* **Aim**
Copy every line in which the string "partners" occurs.

┄┄┄┄┄┄┄┄┄┄┄┄┄┄┄┄┄┄┄┄

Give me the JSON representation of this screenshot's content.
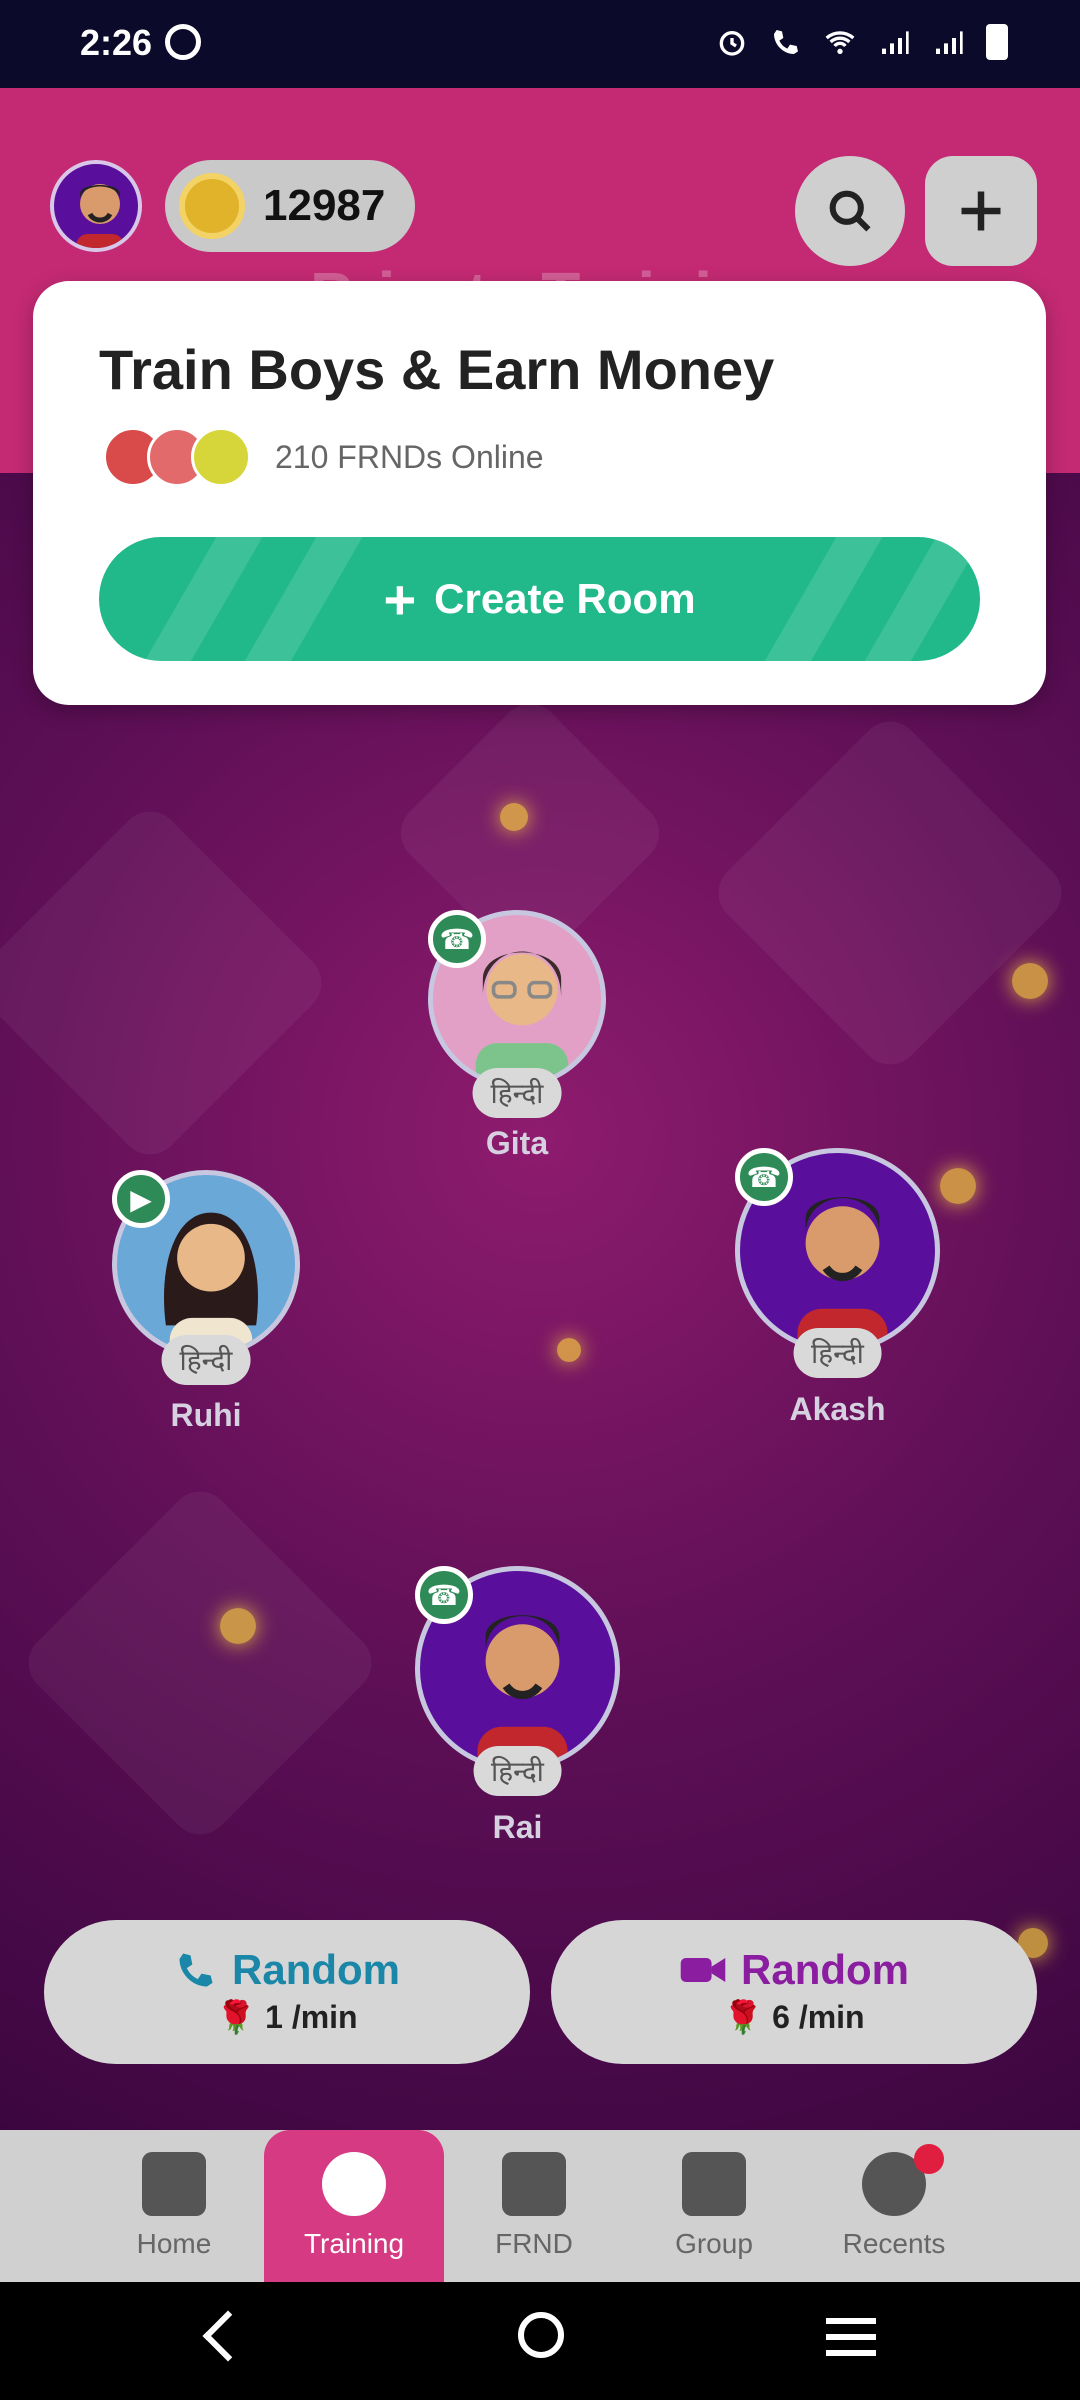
{
  "status_bar": {
    "time": "2:26"
  },
  "header": {
    "coins": "12987",
    "background_title": "Private Training"
  },
  "modal": {
    "title": "Train Boys & Earn Money",
    "online_text": "210 FRNDs Online",
    "create_button": "Create Room"
  },
  "users": [
    {
      "name": "Gita",
      "lang": "हिन्दी"
    },
    {
      "name": "Ruhi",
      "lang": "हिन्दी"
    },
    {
      "name": "Akash",
      "lang": "हिन्दी"
    },
    {
      "name": "Rai",
      "lang": "हिन्दी"
    }
  ],
  "random_audio": {
    "label": "Random",
    "price": "1 /min"
  },
  "random_video": {
    "label": "Random",
    "price": "6 /min"
  },
  "nav": [
    {
      "label": "Home"
    },
    {
      "label": "Training"
    },
    {
      "label": "FRND"
    },
    {
      "label": "Group"
    },
    {
      "label": "Recents"
    }
  ],
  "colors": {
    "brand_pink": "#c42a73",
    "create_green": "#22b98a",
    "audio_blue": "#1a86a8",
    "video_purple": "#8a1da0"
  }
}
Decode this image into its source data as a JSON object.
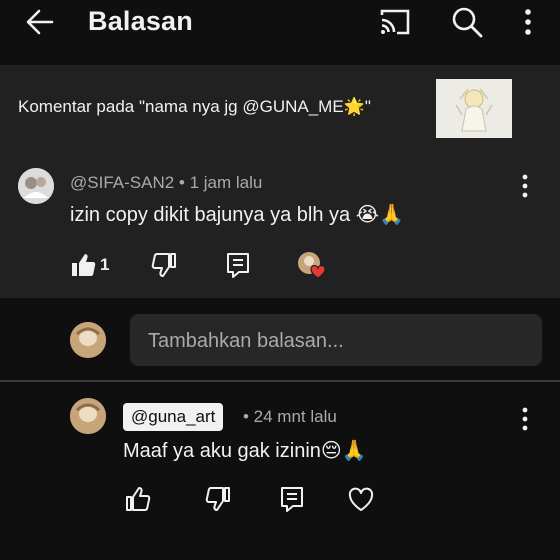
{
  "header": {
    "title": "Balasan",
    "icons": [
      "back-arrow-icon",
      "cast-icon",
      "search-icon",
      "more-vert-icon"
    ]
  },
  "context": {
    "text": "Komentar pada \"nama nya jg @GUNA_ME🌟\""
  },
  "comment": {
    "meta": "@SIFA-SAN2 • 1 jam lalu",
    "body": "izin copy dikit bajunya ya blh ya 😭🙏",
    "like_count": "1"
  },
  "add_reply": {
    "placeholder": "Tambahkan balasan..."
  },
  "reply": {
    "handle": "@guna_art",
    "time": "• 24 mnt lalu",
    "body": "Maaf ya aku gak izinin😔🙏"
  },
  "colors": {
    "background": "#0f0f0f",
    "surface": "#212121",
    "text": "#f1f1f1",
    "secondary_text": "#aaaaaa",
    "heart": "#e53935"
  }
}
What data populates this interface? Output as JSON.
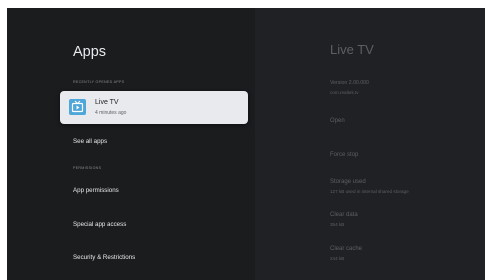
{
  "left": {
    "title": "Apps",
    "recent_header": "RECENTLY OPENED APPS",
    "recent_app": {
      "name": "Live TV",
      "time": "4 minutes ago",
      "icon": "tv-icon"
    },
    "see_all": "See all apps",
    "permissions_header": "PERMISSIONS",
    "app_permissions": "App permissions",
    "special_access": "Special app access",
    "security": "Security & Restrictions"
  },
  "right": {
    "title": "Live TV",
    "version": "Version 2.00.000",
    "package": "com.realtek.tv",
    "open": "Open",
    "force_stop": "Force stop",
    "storage_used": "Storage used",
    "storage_detail": "127 kB used in internal shared storage",
    "clear_data": "Clear data",
    "clear_data_size": "354 kB",
    "clear_cache": "Clear cache",
    "clear_cache_size": "244 kB"
  },
  "colors": {
    "accent_icon": "#4fa6d9",
    "card": "#e8eaed",
    "panel_left": "#1b1c1e",
    "panel_right": "#202124"
  }
}
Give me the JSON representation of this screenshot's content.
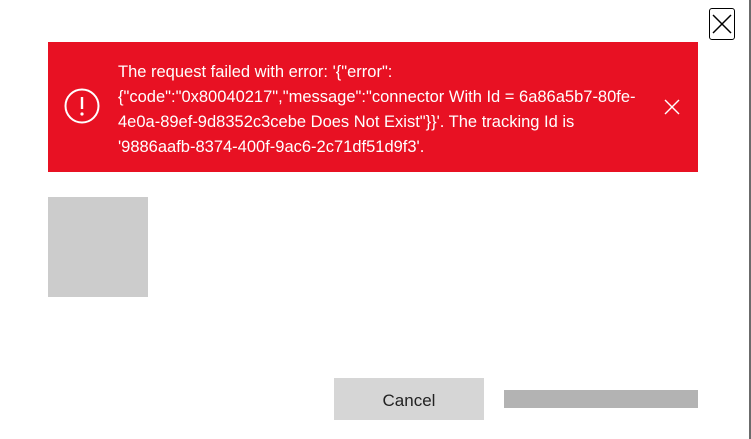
{
  "dialog": {
    "close_icon": "close-icon"
  },
  "error_banner": {
    "icon": "error-circle-icon",
    "dismiss_icon": "dismiss-icon",
    "background_color": "#e81123",
    "message": "The request failed with error: '{\"error\":{\"code\":\"0x80040217\",\"message\":\"connector With Id = 6a86a5b7-80fe-4e0a-89ef-9d8352c3cebe Does Not Exist\"}}'. The tracking Id is '9886aafb-8374-400f-9ac6-2c71df51d9f3'."
  },
  "actions": {
    "cancel_label": "Cancel"
  }
}
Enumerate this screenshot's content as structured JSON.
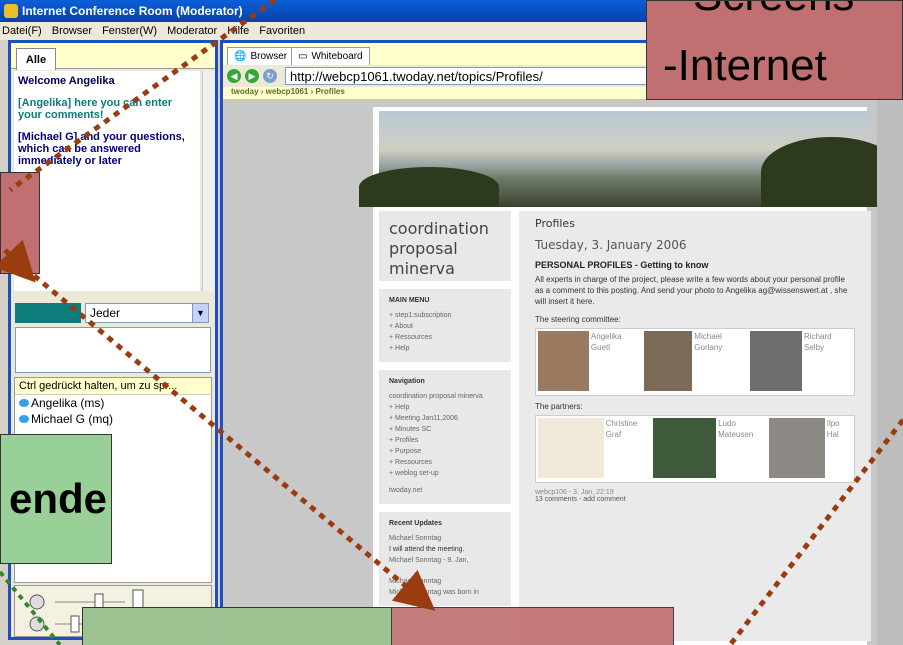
{
  "window": {
    "title": "Internet Conference Room (Moderator)"
  },
  "menu": [
    "Datei(F)",
    "Browser",
    "Fenster(W)",
    "Moderator",
    "Hilfe",
    "Favoriten"
  ],
  "left": {
    "tab": "Alle",
    "chat": {
      "welcome": "Welcome Angelika",
      "msg1": "[Angelika] here you can enter your comments!",
      "msg2": "[Michael G] and your questions, which can be answered immediately or later"
    },
    "recipient_select": "Jeder",
    "userlist_header": "Ctrl gedrückt halten, um zu spr...",
    "users": [
      "Angelika (ms)",
      "Michael G (mq)"
    ]
  },
  "browser": {
    "tabs": [
      "Browser",
      "Whiteboard"
    ],
    "url": "http://webcp1061.twoday.net/topics/Profiles/",
    "breadcrumb": "twoday › webcp1061 › Profiles"
  },
  "site": {
    "brand": "coordination proposal minerva",
    "main_menu_title": "MAIN MENU",
    "main_menu": [
      "+ step1:subscription",
      "+ About",
      "+ Ressources",
      "+ Help"
    ],
    "nav_title": "Navigation",
    "nav_items": [
      "coordination proposal minerva",
      "+ Help",
      "+ Meeting Jan11,2006",
      "+ Minutes SC",
      "+ Profiles",
      "+ Purpose",
      "+ Ressources",
      "+ weblog set-up",
      "twoday.net"
    ],
    "recent_title": "Recent Updates",
    "recent_items": [
      "Michael Sonntag",
      "I will attend the meeting.",
      "Michael Sonntag - 9. Jan,",
      "Michael Sonntag",
      "Michael Sonntag was born in"
    ],
    "page_title": "Profiles",
    "date": "Tuesday, 3. January 2006",
    "post_title": "PERSONAL PROFILES - Getting to know",
    "post_body": "All experts in charge of the project, please write a few words about your personal profile as a comment to this posting. And send your photo to Angelika ag@wissenswert.at , she will insert it here.",
    "committee_label": "The steering committee:",
    "committee": [
      "Angelika Guetl",
      "Michael Gorlany",
      "Richard Selby"
    ],
    "partners_label": "The partners:",
    "partners": [
      "Christine Graf",
      "Ludo Mateusen",
      "Ilpo Hal"
    ],
    "footer_line": "webcp106 - 3. Jan, 22:19",
    "footer_comments": "13 comments - add comment"
  },
  "overlay": {
    "slide_line1": "Screens",
    "slide_line2": "-Internet",
    "green_word": "ende"
  },
  "colors": {
    "titlebar": "#0a5fd8",
    "overlay_red": "#c07070",
    "overlay_green": "#98d098",
    "arrow": "#9a3b10",
    "arrow_green": "#2f8a2f"
  }
}
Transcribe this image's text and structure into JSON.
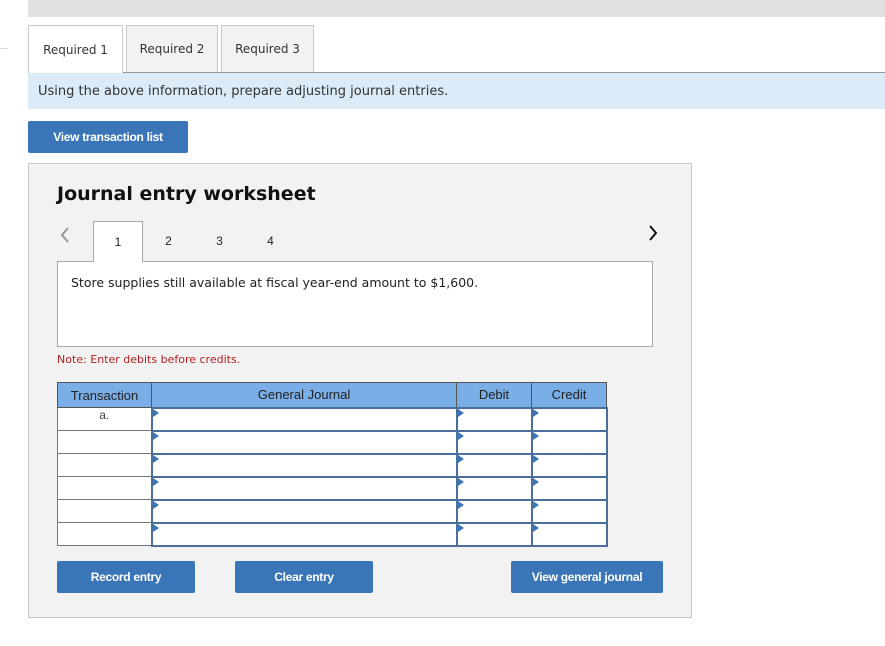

┄┄┄┄┄┄┄┄┄┄┄┄┄┄┄┄┄┄┄┄

* **Answer for this exercise**
    "partners_label": "The partners:",
    "partners": [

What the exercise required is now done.